WRITTEN TASK
Gather all lines with "events" from the records.

-.-.-

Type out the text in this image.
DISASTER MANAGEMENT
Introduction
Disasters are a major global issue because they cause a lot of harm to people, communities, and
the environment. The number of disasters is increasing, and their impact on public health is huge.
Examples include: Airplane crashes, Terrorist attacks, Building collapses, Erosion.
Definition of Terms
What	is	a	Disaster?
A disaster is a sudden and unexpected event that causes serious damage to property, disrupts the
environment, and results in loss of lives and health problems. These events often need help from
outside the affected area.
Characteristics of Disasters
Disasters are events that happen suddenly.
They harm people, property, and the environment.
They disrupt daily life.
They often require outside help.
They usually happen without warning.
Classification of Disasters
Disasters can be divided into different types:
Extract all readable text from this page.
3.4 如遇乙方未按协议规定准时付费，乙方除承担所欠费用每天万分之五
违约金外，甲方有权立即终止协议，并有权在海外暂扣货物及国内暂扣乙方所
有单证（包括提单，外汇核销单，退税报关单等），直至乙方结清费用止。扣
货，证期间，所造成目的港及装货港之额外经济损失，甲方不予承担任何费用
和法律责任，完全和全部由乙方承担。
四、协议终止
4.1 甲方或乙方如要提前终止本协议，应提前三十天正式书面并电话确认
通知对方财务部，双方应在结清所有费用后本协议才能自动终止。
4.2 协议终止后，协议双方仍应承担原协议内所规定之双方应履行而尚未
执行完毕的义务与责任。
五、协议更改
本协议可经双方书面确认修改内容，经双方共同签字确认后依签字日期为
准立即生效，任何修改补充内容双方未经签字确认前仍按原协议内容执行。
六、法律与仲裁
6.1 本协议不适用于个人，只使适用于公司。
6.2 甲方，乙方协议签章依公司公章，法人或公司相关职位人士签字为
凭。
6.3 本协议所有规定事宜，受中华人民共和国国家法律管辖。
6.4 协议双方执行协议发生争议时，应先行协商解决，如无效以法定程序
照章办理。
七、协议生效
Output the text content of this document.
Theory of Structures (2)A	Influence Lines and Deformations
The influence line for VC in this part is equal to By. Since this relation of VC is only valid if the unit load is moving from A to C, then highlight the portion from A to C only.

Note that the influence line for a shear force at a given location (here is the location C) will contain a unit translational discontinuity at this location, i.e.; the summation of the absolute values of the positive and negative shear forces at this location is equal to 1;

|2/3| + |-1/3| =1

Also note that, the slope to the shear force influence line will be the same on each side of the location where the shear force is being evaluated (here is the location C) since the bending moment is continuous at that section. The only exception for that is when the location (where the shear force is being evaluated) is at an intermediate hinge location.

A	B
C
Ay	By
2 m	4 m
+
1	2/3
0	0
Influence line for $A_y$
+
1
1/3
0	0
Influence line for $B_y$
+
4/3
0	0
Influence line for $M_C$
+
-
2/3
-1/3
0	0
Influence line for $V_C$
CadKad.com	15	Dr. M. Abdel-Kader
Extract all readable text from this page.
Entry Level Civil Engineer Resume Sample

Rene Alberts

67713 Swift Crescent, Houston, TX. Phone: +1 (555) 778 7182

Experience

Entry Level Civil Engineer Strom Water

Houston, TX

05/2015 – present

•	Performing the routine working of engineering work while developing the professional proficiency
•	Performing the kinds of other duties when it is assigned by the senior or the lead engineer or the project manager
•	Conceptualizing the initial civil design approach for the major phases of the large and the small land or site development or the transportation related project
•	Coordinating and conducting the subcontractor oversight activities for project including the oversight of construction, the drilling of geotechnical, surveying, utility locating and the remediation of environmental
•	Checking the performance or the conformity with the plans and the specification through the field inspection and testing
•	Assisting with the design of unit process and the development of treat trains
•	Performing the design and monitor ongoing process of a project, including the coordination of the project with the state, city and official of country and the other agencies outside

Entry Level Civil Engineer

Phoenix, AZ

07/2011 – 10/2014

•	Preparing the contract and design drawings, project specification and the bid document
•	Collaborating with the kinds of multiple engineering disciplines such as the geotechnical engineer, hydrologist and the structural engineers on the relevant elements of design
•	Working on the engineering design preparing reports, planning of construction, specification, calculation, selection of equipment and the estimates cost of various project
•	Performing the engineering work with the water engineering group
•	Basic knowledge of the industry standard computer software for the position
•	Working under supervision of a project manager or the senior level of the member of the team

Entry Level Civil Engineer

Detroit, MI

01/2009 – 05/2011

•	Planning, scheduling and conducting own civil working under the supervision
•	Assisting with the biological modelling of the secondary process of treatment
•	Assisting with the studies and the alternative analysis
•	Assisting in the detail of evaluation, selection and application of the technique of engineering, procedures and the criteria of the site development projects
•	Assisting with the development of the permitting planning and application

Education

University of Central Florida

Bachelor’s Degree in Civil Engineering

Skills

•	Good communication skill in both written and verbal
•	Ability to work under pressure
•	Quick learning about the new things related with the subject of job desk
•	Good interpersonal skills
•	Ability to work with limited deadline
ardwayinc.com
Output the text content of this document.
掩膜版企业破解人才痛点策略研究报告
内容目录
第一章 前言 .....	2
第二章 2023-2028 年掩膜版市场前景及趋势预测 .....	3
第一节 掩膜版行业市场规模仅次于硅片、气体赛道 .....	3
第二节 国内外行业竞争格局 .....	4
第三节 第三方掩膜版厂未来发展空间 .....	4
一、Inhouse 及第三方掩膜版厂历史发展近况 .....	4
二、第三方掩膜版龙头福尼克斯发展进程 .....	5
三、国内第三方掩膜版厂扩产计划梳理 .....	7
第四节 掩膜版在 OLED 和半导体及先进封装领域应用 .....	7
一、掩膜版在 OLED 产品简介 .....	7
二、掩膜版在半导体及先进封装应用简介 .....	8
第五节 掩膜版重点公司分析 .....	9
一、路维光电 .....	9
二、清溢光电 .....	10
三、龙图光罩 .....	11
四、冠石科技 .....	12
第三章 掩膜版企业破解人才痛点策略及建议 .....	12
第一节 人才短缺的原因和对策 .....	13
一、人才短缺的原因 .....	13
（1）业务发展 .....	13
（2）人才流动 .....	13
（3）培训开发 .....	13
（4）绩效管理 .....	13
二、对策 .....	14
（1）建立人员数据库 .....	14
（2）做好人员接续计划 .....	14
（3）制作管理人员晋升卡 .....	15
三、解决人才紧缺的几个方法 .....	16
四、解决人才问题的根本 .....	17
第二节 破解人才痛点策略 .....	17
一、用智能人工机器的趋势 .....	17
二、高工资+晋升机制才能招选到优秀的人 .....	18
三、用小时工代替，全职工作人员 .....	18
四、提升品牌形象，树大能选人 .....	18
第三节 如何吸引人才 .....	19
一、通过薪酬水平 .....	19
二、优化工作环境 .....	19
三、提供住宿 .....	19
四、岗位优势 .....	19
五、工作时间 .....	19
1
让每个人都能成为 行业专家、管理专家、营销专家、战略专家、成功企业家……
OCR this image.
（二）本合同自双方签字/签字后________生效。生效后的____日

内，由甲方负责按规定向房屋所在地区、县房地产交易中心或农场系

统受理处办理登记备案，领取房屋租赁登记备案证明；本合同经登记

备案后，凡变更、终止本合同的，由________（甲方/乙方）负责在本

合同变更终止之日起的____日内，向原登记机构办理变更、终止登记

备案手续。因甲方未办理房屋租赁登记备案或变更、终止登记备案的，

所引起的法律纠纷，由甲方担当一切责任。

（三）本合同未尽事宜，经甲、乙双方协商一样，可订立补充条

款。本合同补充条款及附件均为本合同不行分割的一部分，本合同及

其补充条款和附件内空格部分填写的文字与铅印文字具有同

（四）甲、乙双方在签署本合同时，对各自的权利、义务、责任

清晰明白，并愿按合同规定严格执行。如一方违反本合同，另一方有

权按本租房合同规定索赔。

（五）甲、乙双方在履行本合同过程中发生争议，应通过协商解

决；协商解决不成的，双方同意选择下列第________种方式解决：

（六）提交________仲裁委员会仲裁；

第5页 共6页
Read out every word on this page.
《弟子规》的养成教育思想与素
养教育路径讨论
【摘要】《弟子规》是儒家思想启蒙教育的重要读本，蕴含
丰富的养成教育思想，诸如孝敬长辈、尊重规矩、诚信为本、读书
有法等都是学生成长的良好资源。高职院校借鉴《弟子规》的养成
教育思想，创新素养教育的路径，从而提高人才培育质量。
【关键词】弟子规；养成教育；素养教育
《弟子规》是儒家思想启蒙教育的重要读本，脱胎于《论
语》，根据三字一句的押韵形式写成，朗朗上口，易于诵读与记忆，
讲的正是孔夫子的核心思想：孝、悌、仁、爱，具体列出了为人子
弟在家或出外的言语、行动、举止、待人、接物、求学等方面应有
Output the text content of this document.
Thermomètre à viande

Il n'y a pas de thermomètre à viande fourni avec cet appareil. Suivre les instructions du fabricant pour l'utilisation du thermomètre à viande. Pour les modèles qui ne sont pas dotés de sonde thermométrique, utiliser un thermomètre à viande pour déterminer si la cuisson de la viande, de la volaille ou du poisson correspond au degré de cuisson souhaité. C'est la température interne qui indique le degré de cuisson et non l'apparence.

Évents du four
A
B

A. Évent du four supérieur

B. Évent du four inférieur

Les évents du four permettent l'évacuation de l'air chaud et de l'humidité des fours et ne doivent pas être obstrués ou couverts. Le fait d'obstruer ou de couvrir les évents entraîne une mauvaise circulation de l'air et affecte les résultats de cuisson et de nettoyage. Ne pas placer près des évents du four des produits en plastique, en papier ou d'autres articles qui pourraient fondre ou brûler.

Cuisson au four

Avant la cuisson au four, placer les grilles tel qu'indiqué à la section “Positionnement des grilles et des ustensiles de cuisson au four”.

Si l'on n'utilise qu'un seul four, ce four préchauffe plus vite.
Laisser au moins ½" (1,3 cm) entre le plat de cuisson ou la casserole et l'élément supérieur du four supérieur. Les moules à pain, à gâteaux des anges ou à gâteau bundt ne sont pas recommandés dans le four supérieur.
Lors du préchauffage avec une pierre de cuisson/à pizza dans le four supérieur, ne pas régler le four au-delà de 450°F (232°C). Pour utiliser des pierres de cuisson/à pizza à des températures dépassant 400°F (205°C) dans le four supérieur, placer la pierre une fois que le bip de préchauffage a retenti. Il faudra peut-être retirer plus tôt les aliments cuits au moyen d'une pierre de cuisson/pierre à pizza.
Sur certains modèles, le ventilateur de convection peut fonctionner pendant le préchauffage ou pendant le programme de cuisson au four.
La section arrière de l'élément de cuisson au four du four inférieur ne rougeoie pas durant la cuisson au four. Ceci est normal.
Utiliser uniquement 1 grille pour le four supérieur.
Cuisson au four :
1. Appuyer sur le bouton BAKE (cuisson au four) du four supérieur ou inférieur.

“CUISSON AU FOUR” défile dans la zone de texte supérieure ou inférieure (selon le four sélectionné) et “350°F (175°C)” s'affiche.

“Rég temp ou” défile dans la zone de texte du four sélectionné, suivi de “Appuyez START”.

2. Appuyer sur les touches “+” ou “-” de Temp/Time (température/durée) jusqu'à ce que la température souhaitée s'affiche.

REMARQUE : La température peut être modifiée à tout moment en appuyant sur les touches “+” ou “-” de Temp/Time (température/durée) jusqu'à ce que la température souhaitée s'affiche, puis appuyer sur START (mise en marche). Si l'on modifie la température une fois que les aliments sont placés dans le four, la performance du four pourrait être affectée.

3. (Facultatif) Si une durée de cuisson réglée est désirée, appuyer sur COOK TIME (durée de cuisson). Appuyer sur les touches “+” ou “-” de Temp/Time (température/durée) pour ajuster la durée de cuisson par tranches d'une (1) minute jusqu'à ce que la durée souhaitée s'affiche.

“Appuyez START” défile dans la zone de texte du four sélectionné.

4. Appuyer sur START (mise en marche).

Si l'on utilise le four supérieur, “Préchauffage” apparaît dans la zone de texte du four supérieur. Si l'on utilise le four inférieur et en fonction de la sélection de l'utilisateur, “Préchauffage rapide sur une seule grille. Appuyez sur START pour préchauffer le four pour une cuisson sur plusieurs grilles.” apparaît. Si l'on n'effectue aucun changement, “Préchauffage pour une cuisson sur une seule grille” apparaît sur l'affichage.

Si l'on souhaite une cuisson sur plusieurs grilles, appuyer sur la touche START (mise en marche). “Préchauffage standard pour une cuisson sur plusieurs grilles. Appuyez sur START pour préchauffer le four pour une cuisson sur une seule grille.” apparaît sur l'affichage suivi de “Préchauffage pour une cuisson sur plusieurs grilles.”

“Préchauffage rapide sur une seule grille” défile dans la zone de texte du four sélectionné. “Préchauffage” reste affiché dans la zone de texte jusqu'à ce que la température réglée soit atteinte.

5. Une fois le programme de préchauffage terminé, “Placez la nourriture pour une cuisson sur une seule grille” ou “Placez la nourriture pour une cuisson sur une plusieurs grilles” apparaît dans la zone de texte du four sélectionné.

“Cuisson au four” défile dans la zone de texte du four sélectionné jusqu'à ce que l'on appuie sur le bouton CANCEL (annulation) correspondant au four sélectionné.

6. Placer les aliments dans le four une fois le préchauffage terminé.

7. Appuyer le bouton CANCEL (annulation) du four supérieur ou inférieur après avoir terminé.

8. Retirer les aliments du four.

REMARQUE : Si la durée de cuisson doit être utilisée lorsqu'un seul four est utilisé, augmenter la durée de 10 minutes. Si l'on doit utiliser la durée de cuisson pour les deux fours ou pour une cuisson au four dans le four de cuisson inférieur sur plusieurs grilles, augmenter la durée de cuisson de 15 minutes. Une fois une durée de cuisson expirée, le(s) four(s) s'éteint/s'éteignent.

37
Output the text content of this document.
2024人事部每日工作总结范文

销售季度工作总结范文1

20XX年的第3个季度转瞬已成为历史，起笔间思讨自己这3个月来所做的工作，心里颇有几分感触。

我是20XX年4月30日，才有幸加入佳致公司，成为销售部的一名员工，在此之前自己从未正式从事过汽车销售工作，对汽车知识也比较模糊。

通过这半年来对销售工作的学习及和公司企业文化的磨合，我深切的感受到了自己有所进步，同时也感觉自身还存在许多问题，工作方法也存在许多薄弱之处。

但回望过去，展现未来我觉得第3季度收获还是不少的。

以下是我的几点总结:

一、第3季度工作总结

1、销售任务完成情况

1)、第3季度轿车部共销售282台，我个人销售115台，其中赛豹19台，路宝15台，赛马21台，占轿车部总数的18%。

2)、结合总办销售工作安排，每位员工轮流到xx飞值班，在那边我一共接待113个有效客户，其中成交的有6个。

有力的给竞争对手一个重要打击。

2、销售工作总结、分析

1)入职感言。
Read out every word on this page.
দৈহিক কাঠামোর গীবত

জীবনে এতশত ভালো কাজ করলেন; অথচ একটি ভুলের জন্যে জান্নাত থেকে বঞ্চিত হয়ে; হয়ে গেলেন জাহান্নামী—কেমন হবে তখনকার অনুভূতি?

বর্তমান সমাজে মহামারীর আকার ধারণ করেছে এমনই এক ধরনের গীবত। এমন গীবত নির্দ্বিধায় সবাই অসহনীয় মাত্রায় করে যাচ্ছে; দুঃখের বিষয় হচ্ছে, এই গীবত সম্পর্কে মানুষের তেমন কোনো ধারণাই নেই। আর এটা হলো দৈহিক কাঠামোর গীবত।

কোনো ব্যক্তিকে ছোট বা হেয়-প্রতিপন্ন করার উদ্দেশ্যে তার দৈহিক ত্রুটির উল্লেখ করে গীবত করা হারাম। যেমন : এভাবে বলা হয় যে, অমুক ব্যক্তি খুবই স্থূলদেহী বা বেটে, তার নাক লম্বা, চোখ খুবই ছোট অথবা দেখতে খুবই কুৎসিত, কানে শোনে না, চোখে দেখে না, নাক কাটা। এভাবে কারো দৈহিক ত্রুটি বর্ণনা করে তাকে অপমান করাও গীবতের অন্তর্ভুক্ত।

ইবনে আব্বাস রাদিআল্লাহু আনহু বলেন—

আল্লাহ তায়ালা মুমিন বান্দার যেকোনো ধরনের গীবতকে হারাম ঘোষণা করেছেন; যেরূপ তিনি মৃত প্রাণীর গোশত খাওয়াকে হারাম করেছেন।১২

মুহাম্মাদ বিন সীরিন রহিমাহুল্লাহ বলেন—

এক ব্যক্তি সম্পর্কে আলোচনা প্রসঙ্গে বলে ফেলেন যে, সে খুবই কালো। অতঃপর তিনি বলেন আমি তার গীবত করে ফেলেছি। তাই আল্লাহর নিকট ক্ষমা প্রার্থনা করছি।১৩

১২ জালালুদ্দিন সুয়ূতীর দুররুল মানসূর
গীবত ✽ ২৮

-.-.-

SOLUTION
environment, and results in loss of lives and health problems. These events often need help from
Disasters are events that happen suddenly.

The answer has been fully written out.